PROBLEM STATEMENT: An exact copy of the records is required, minus the pictures they hold.

(Collected data entries)
★ ★ ★ ★

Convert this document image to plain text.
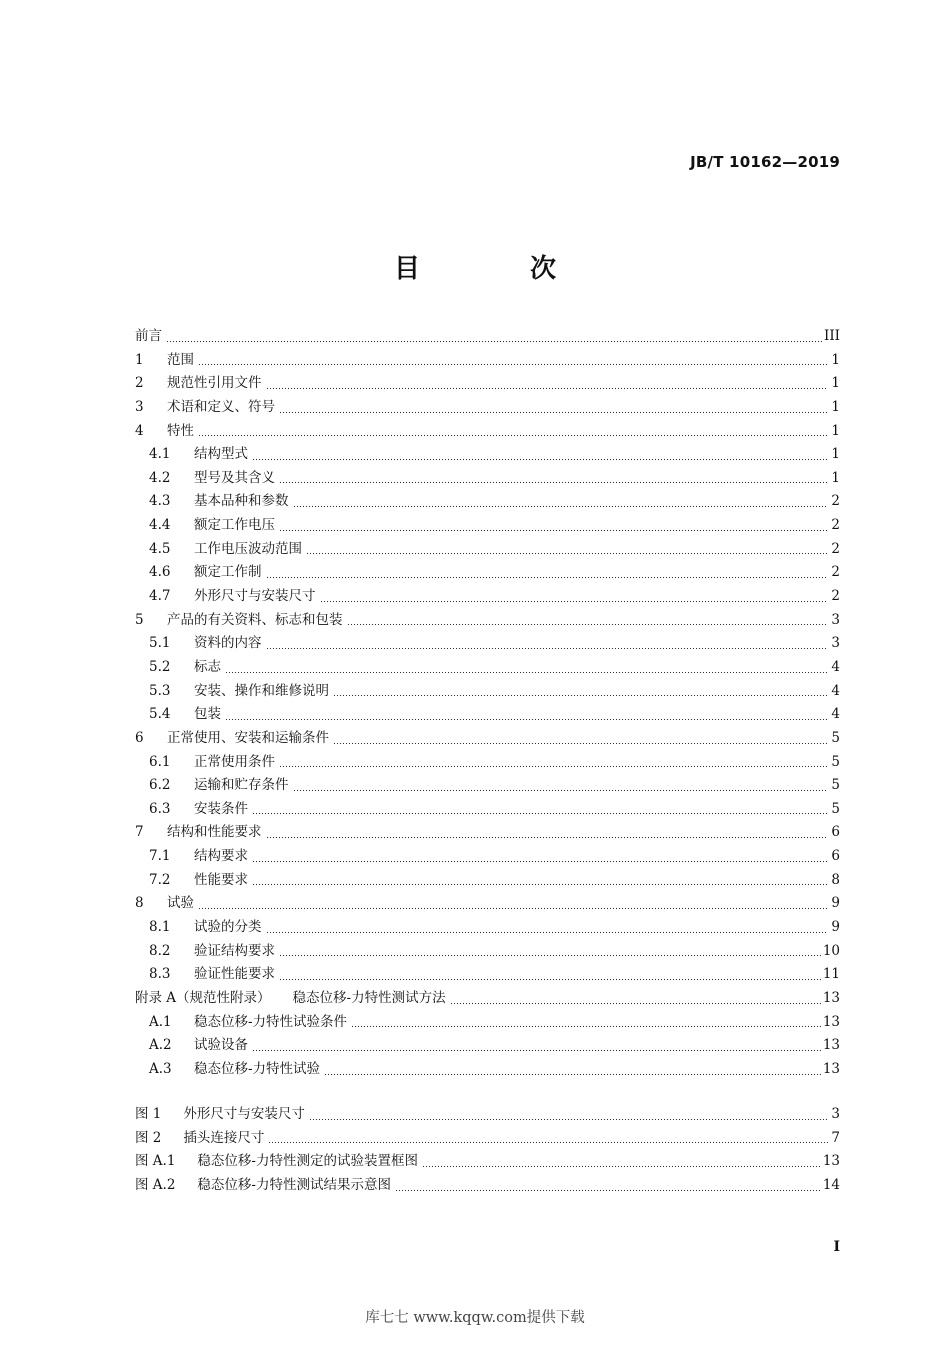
JB/T 10162—2019
目　次
前言	III
1	范围	1
2	规范性引用文件	1
3	术语和定义、符号	1
4	特性	1
4.1	结构型式	1
4.2	型号及其含义	1
4.3	基本品种和参数	2
4.4	额定工作电压	2
4.5	工作电压波动范围	2
4.6	额定工作制	2
4.7	外形尺寸与安装尺寸	2
5	产品的有关资料、标志和包装	3
5.1	资料的内容	3
5.2	标志	4
5.3	安装、操作和维修说明	4
5.4	包装	4
6	正常使用、安装和运输条件	5
6.1	正常使用条件	5
6.2	运输和贮存条件	5
6.3	安装条件	5
7	结构和性能要求	6
7.1	结构要求	6
7.2	性能要求	8
8	试验	9
8.1	试验的分类	9
8.2	验证结构要求	10
8.3	验证性能要求	11
附录 A（规范性附录） 稳态位移-力特性测试方法	13
A.1	稳态位移-力特性试验条件	13
A.2	试验设备	13
A.3	稳态位移-力特性试验	13
图 1 外形尺寸与安装尺寸	3
图 2 插头连接尺寸	7
图 A.1 稳态位移-力特性测定的试验装置框图	13
图 A.2 稳态位移-力特性测试结果示意图	14
I
库七七 www.kqqw.com提供下载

★ ★ ★ ★

THE COMPLETED TASK:
Convert this document image to plain text.
JB/T 10162—2019
目　次
前言	III
1	范围	1
2	规范性引用文件	1
3	术语和定义、符号	1
4	特性	1
4.1	结构型式	1
4.2	型号及其含义	1
4.3	基本品种和参数	2
4.4	额定工作电压	2
4.5	工作电压波动范围	2
4.6	额定工作制	2
4.7	外形尺寸与安装尺寸	2
5	产品的有关资料、标志和包装	3
5.1	资料的内容	3
5.2	标志	4
5.3	安装、操作和维修说明	4
5.4	包装	4
6	正常使用、安装和运输条件	5
6.1	正常使用条件	5
6.2	运输和贮存条件	5
6.3	安装条件	5
7	结构和性能要求	6
7.1	结构要求	6
7.2	性能要求	8
8	试验	9
8.1	试验的分类	9
8.2	验证结构要求	10
8.3	验证性能要求	11
附录 A（规范性附录） 稳态位移-力特性测试方法	13
A.1	稳态位移-力特性试验条件	13
A.2	试验设备	13
A.3	稳态位移-力特性试验	13
图 1 外形尺寸与安装尺寸	3
图 2 插头连接尺寸	7
图 A.1 稳态位移-力特性测定的试验装置框图	13
图 A.2 稳态位移-力特性测试结果示意图	14
I
库七七 www.kqqw.com提供下载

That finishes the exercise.